#### [Exercise details]
Leave out the pictures, and quote exactly the lines running from the one with "Give me the" through the last line of the entries below.

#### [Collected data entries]
═══

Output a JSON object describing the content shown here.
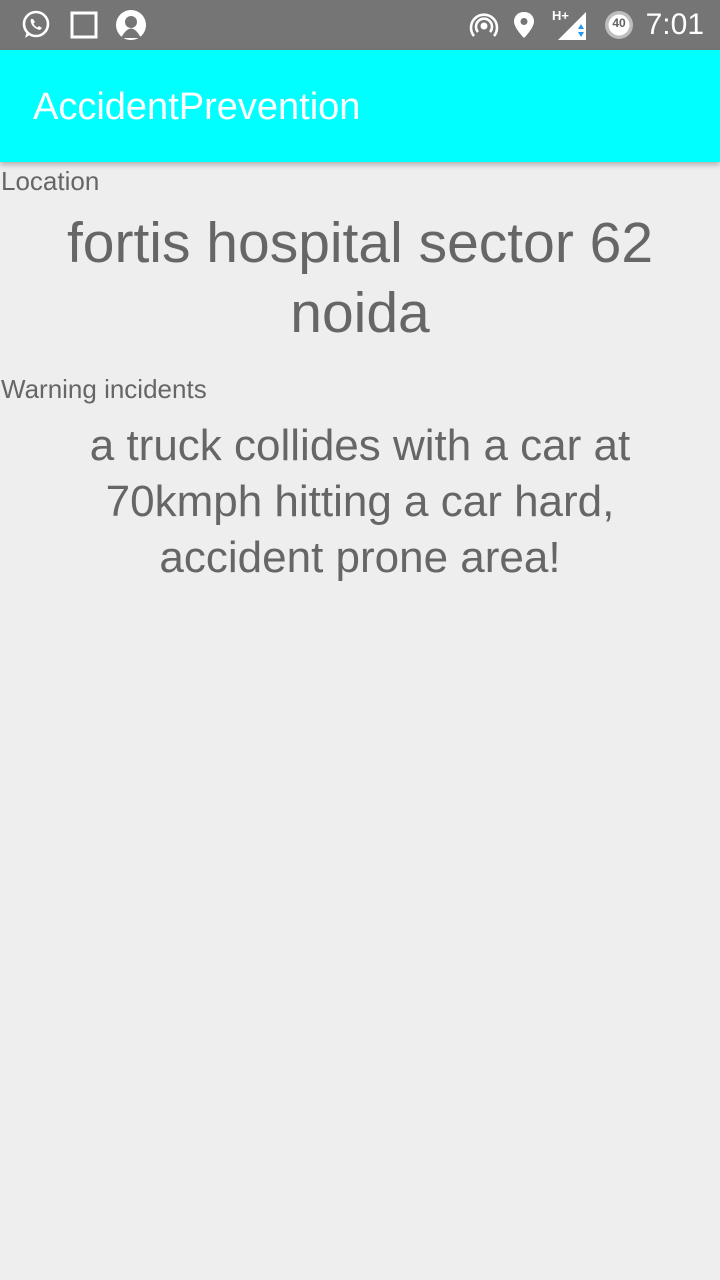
{
  "status_bar": {
    "time": "7:01",
    "network_label": "H+",
    "battery_level": "40",
    "left_icons": [
      "whatsapp-icon",
      "square-notification-icon",
      "app-notification-icon"
    ],
    "right_icons": [
      "hotspot-icon",
      "location-pin-icon",
      "signal-icon",
      "battery-icon"
    ]
  },
  "app_bar": {
    "title": "AccidentPrevention",
    "background_color": "#00ffff"
  },
  "location": {
    "label": "Location",
    "value": "fortis hospital sector 62 noida"
  },
  "warning": {
    "label": "Warning incidents",
    "value": "a truck collides with a car at 70kmph hitting a car hard, accident prone area!"
  }
}
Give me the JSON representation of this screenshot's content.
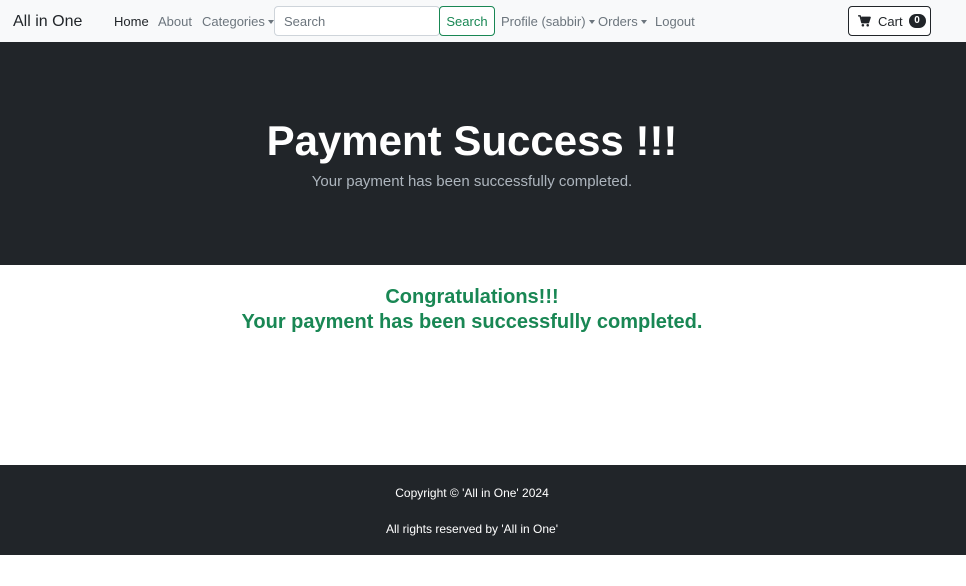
{
  "navbar": {
    "brand": "All in One",
    "links": {
      "home": "Home",
      "about": "About",
      "categories": "Categories",
      "profile": "Profile (sabbir)",
      "orders": "Orders",
      "logout": "Logout"
    },
    "search": {
      "placeholder": "Search",
      "value": "",
      "button_label": "Search"
    },
    "cart": {
      "label": "Cart",
      "count": "0"
    }
  },
  "hero": {
    "title": "Payment Success !!!",
    "subtitle": "Your payment has been successfully completed."
  },
  "main": {
    "congrats_line1": "Congratulations!!!",
    "congrats_line2": "Your payment has been successfully completed."
  },
  "footer": {
    "copyright": "Copyright © 'All in One' 2024",
    "rights": "All rights reserved by 'All in One'"
  },
  "colors": {
    "dark": "#212529",
    "success": "#198754",
    "navbar_bg": "#f8f9fa",
    "muted": "#6c757d"
  }
}
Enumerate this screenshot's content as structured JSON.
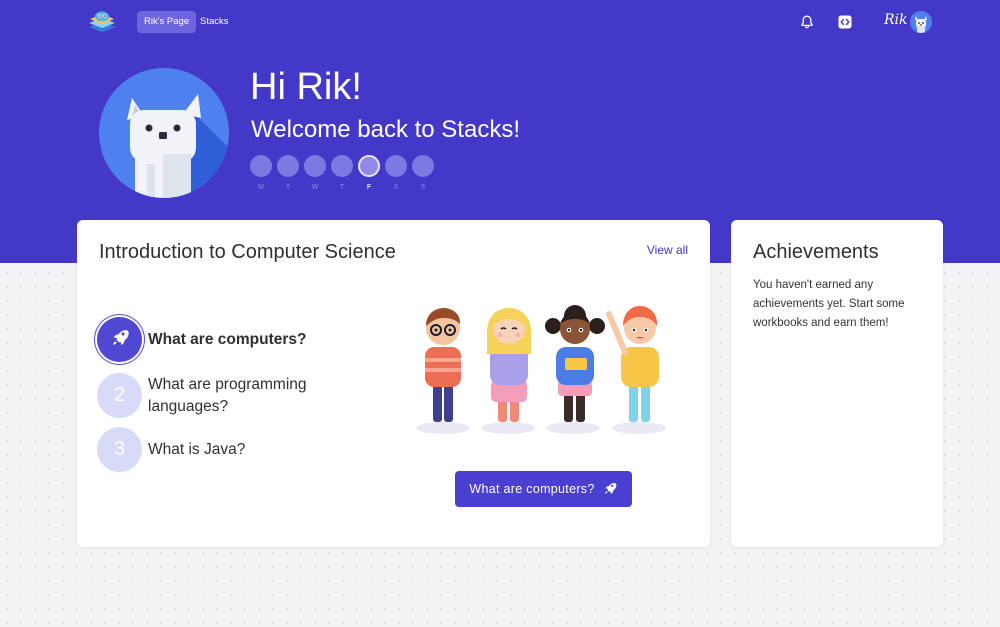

═══

#### [Problem solution]
Give me the JSON representation of this screenshot's content.
{
  "navbar": {
    "brand": "All in One",
    "links": {
      "home": "Home",
      "about": "About",
      "categories": "Categories",
      "profile": "Profile (sabbir)",
      "orders": "Orders",
      "logout": "Logout"
    },
    "search": {
      "placeholder": "Search",
      "value": "",
      "button_label": "Search"
    },
    "cart": {
      "label": "Cart",
      "count": "0"
    }
  },
  "hero": {
    "title": "Payment Success !!!",
    "subtitle": "Your payment has been successfully completed."
  },
  "main": {
    "congrats_line1": "Congratulations!!!",
    "congrats_line2": "Your payment has been successfully completed."
  },
  "footer": {
    "copyright": "Copyright © 'All in One' 2024",
    "rights": "All rights reserved by 'All in One'"
  },
  "colors": {
    "dark": "#212529",
    "success": "#198754",
    "navbar_bg": "#f8f9fa",
    "muted": "#6c757d"
  }
}
Enumerate this screenshot's content as structured JSON.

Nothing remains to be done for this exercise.